------ Raw data ------

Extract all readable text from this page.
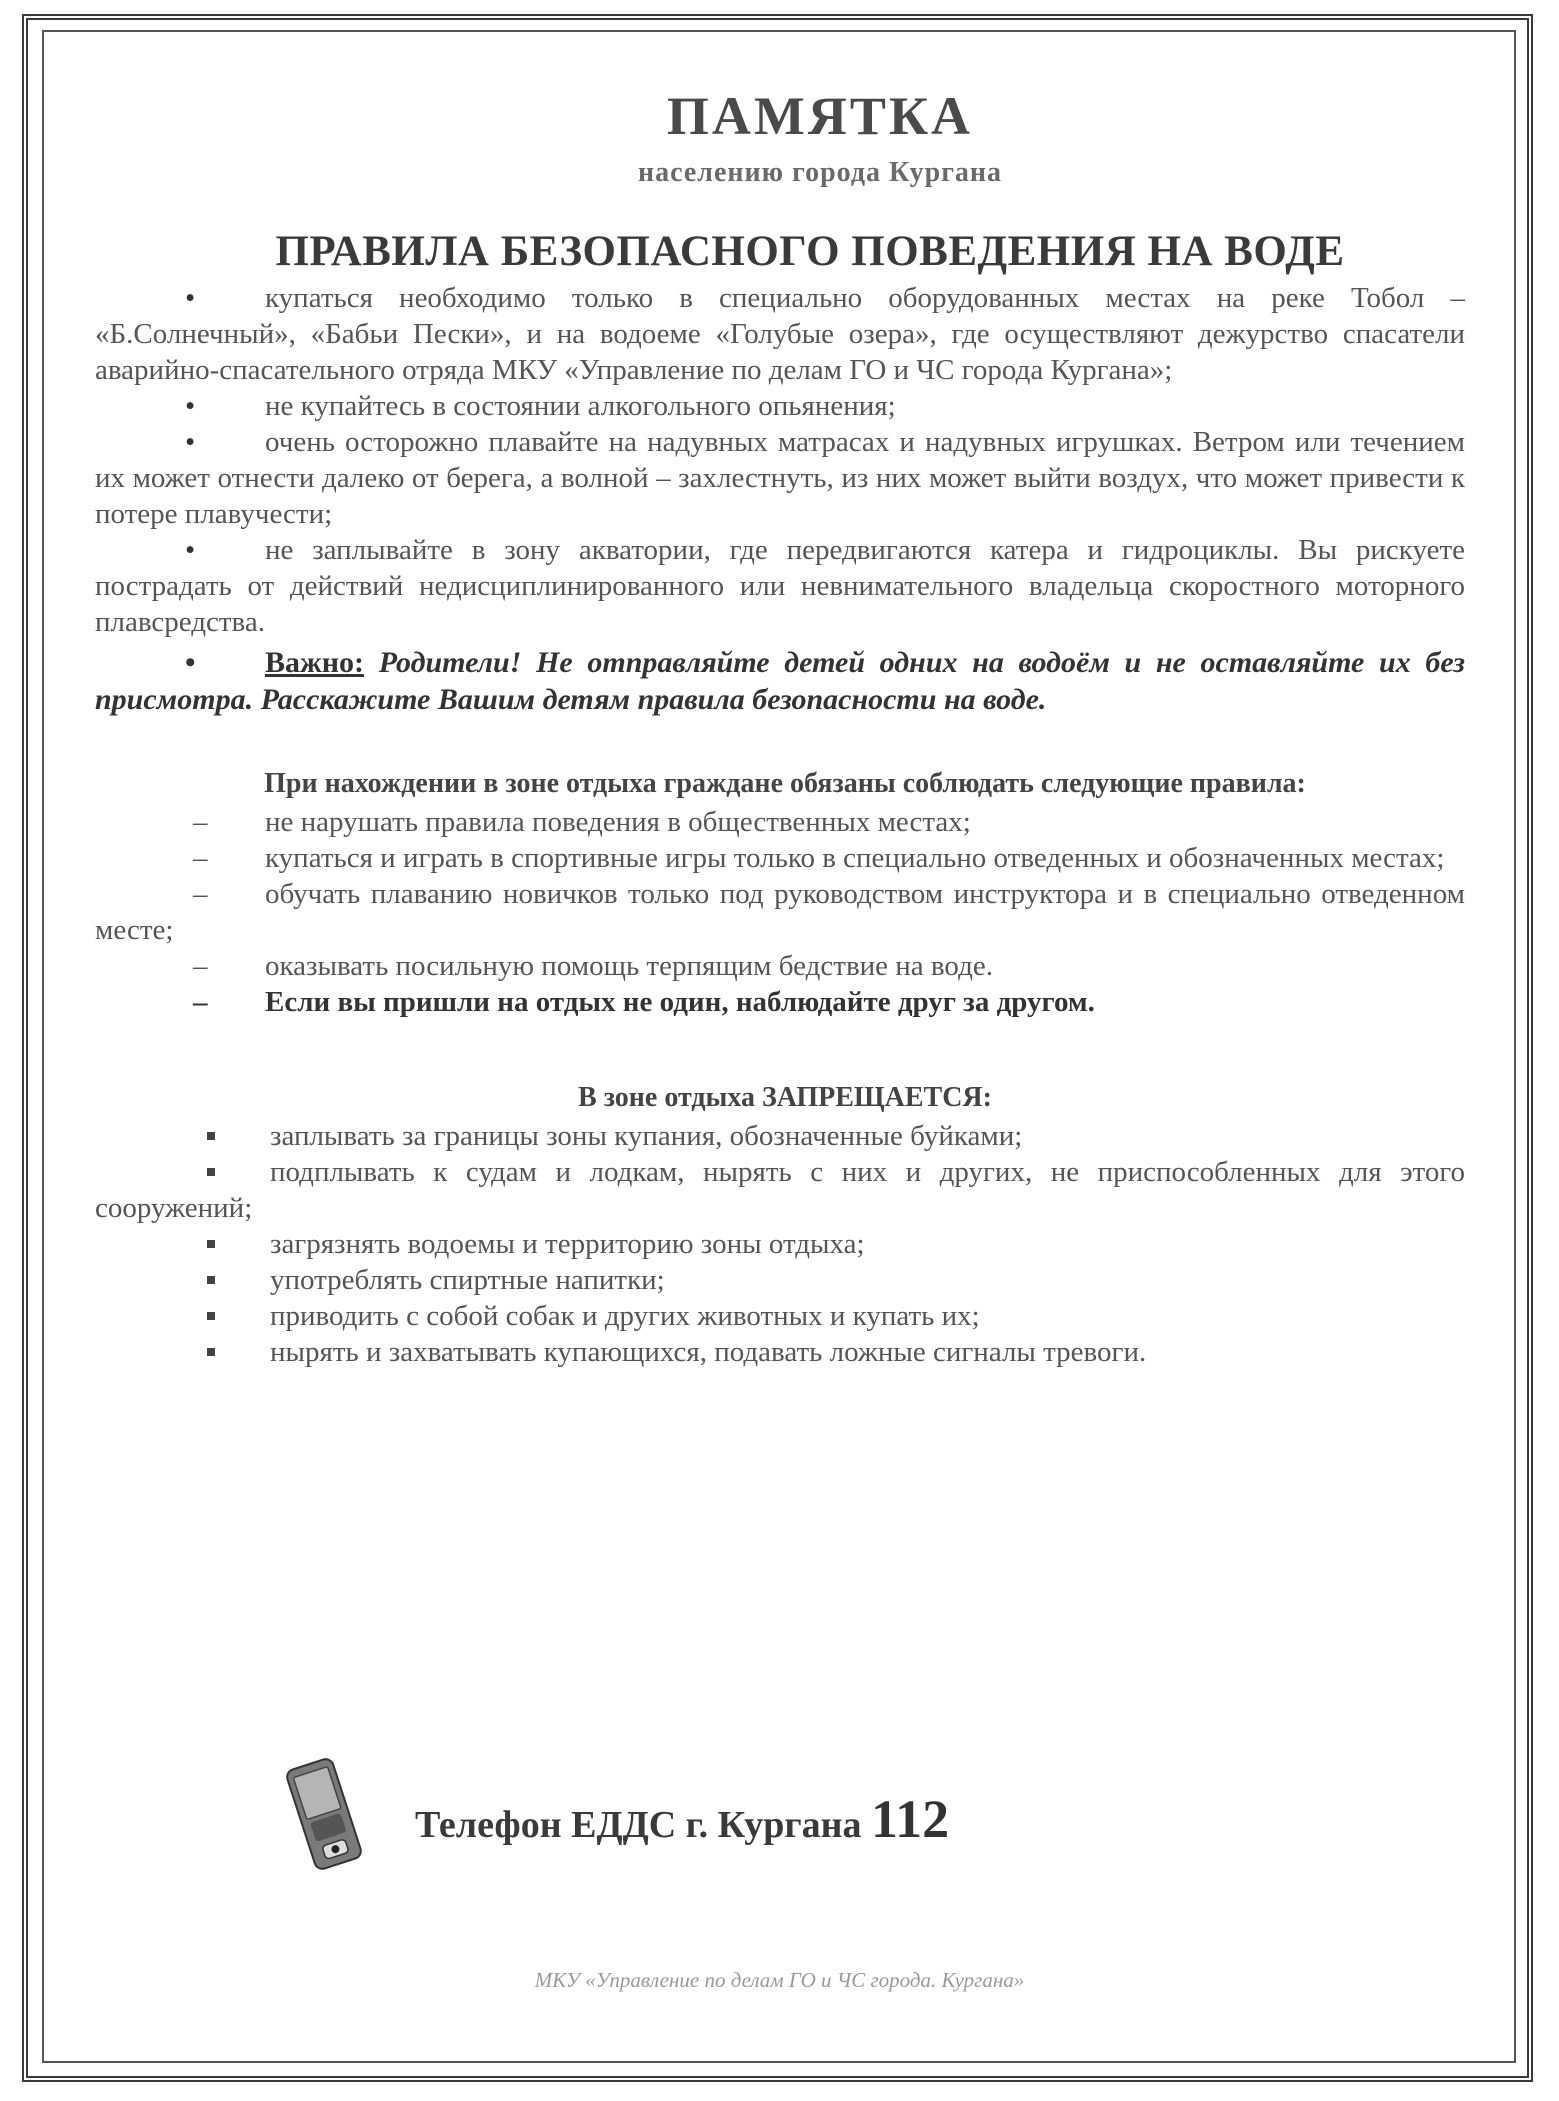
ПАМЯТКА
населению города Кургана
ПРАВИЛА БЕЗОПАСНОГО ПОВЕДЕНИЯ НА ВОДЕ

• купаться необходимо только в специально оборудованных местах на реке Тобол – «Б.Солнечный», «Бабьи Пески», и на водоеме «Голубые озера», где осуществляют дежурство спасатели аварийно-спасательного отряда МКУ «Управление по делам ГО и ЧС города Кургана»;

• не купайтесь в состоянии алкогольного опьянения;

• очень осторожно плавайте на надувных матрасах и надувных игрушках. Ветром или течением их может отнести далеко от берега, а волной – захлестнуть, из них может выйти воздух, что может привести к потере плавучести;

• не заплывайте в зону акватории, где передвигаются катера и гидроциклы. Вы рискуете пострадать от действий недисциплинированного или невнимательного владельца скоростного моторного плавсредства.

• Важно: Родители! Не отправляйте детей одних на водоём и не оставляйте их без присмотра. Расскажите Вашим детям правила безопасности на воде.

При нахождении в зоне отдыха граждане обязаны соблюдать следующие правила:

– не нарушать правила поведения в общественных местах;

– купаться и играть в спортивные игры только в специально отведенных и обозначенных местах;

– обучать плаванию новичков только под руководством инструктора и в специально отведенном месте;

– оказывать посильную помощь терпящим бедствие на воде.

– Если вы пришли на отдых не один, наблюдайте друг за другом.

В зоне отдыха ЗАПРЕЩАЕТСЯ:

заплывать за границы зоны купания, обозначенные буйками;

подплывать к судам и лодкам, нырять с них и других, не приспособленных для этого сооружений;

загрязнять водоемы и территорию зоны отдыха;

употреблять спиртные напитки;

приводить с собой собак и других животных и купать их;

нырять и захватывать купающихся, подавать ложные сигналы тревоги.

Телефон ЕДДС г. Кургана 112
МКУ «Управление по делам ГО и ЧС города. Кургана»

------

» **Stated goal**: Give only the number of lines in the listing above that include the string "Управление".

» **The solution**: 2